WORK TO DO:
Make an exact copy of all the entries, but do not reproduce the pictures.

RECORDS TO PROCESS:

========

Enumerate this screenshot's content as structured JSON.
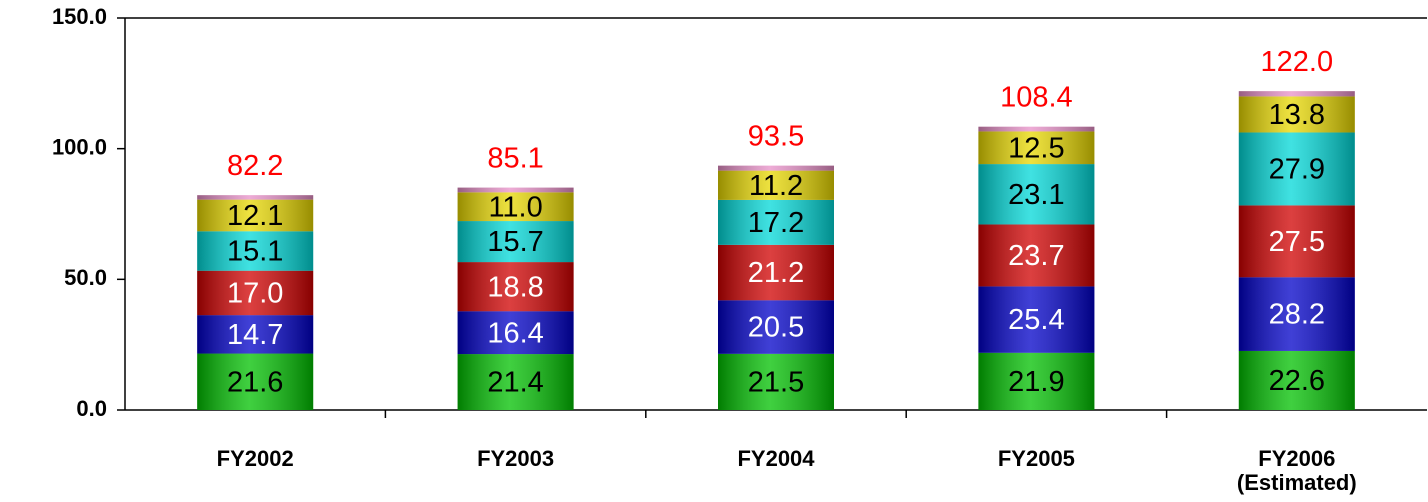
{
  "chart_data": {
    "type": "stacked_bar",
    "categories": [
      "FY2002",
      "FY2003",
      "FY2004",
      "FY2005",
      "FY2006\n(Estimated)"
    ],
    "series": [
      {
        "color": "#00c000",
        "label_color": "#000000",
        "values": [
          21.6,
          21.4,
          21.5,
          21.9,
          22.6
        ],
        "value_labels": [
          "21.6",
          "21.4",
          "21.5",
          "21.9",
          "22.6"
        ]
      },
      {
        "color": "#0000c8",
        "label_color": "#ffffff",
        "values": [
          14.7,
          16.4,
          20.5,
          25.4,
          28.2
        ],
        "value_labels": [
          "14.7",
          "16.4",
          "20.5",
          "25.4",
          "28.2"
        ]
      },
      {
        "color": "#d00000",
        "label_color": "#ffffff",
        "values": [
          17.0,
          18.8,
          21.2,
          23.7,
          27.5
        ],
        "value_labels": [
          "17.0",
          "18.8",
          "21.2",
          "23.7",
          "27.5"
        ]
      },
      {
        "color": "#00d8d8",
        "label_color": "#000000",
        "values": [
          15.1,
          15.7,
          17.2,
          23.1,
          27.9
        ],
        "value_labels": [
          "15.1",
          "15.7",
          "17.2",
          "23.1",
          "27.9"
        ]
      },
      {
        "color": "#e8d800",
        "label_color": "#000000",
        "values": [
          12.1,
          11.0,
          11.2,
          12.5,
          13.8
        ],
        "value_labels": [
          "12.1",
          "11.0",
          "11.2",
          "12.5",
          "13.8"
        ]
      },
      {
        "color": "#e890c8",
        "values": [
          1.7,
          1.8,
          1.9,
          1.8,
          2.0
        ]
      }
    ],
    "totals": [
      82.2,
      85.1,
      93.5,
      108.4,
      122.0
    ],
    "total_labels": [
      "82.2",
      "85.1",
      "93.5",
      "108.4",
      "122.0"
    ],
    "total_color": "#ff0000",
    "ylim": [
      0,
      150
    ],
    "yticks": [
      {
        "value": 0,
        "label": "0.0"
      },
      {
        "value": 50,
        "label": "50.0"
      },
      {
        "value": 100,
        "label": "100.0"
      },
      {
        "value": 150,
        "label": "150.0"
      }
    ],
    "grid": false
  }
}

========

CORRECT ANSWER:
Enumerate this screenshot's content as structured JSON.
{
  "chart_data": {
    "type": "stacked_bar",
    "categories": [
      "FY2002",
      "FY2003",
      "FY2004",
      "FY2005",
      "FY2006\n(Estimated)"
    ],
    "series": [
      {
        "color": "#00c000",
        "label_color": "#000000",
        "values": [
          21.6,
          21.4,
          21.5,
          21.9,
          22.6
        ],
        "value_labels": [
          "21.6",
          "21.4",
          "21.5",
          "21.9",
          "22.6"
        ]
      },
      {
        "color": "#0000c8",
        "label_color": "#ffffff",
        "values": [
          14.7,
          16.4,
          20.5,
          25.4,
          28.2
        ],
        "value_labels": [
          "14.7",
          "16.4",
          "20.5",
          "25.4",
          "28.2"
        ]
      },
      {
        "color": "#d00000",
        "label_color": "#ffffff",
        "values": [
          17.0,
          18.8,
          21.2,
          23.7,
          27.5
        ],
        "value_labels": [
          "17.0",
          "18.8",
          "21.2",
          "23.7",
          "27.5"
        ]
      },
      {
        "color": "#00d8d8",
        "label_color": "#000000",
        "values": [
          15.1,
          15.7,
          17.2,
          23.1,
          27.9
        ],
        "value_labels": [
          "15.1",
          "15.7",
          "17.2",
          "23.1",
          "27.9"
        ]
      },
      {
        "color": "#e8d800",
        "label_color": "#000000",
        "values": [
          12.1,
          11.0,
          11.2,
          12.5,
          13.8
        ],
        "value_labels": [
          "12.1",
          "11.0",
          "11.2",
          "12.5",
          "13.8"
        ]
      },
      {
        "color": "#e890c8",
        "values": [
          1.7,
          1.8,
          1.9,
          1.8,
          2.0
        ]
      }
    ],
    "totals": [
      82.2,
      85.1,
      93.5,
      108.4,
      122.0
    ],
    "total_labels": [
      "82.2",
      "85.1",
      "93.5",
      "108.4",
      "122.0"
    ],
    "total_color": "#ff0000",
    "ylim": [
      0,
      150
    ],
    "yticks": [
      {
        "value": 0,
        "label": "0.0"
      },
      {
        "value": 50,
        "label": "50.0"
      },
      {
        "value": 100,
        "label": "100.0"
      },
      {
        "value": 150,
        "label": "150.0"
      }
    ],
    "grid": false
  }
}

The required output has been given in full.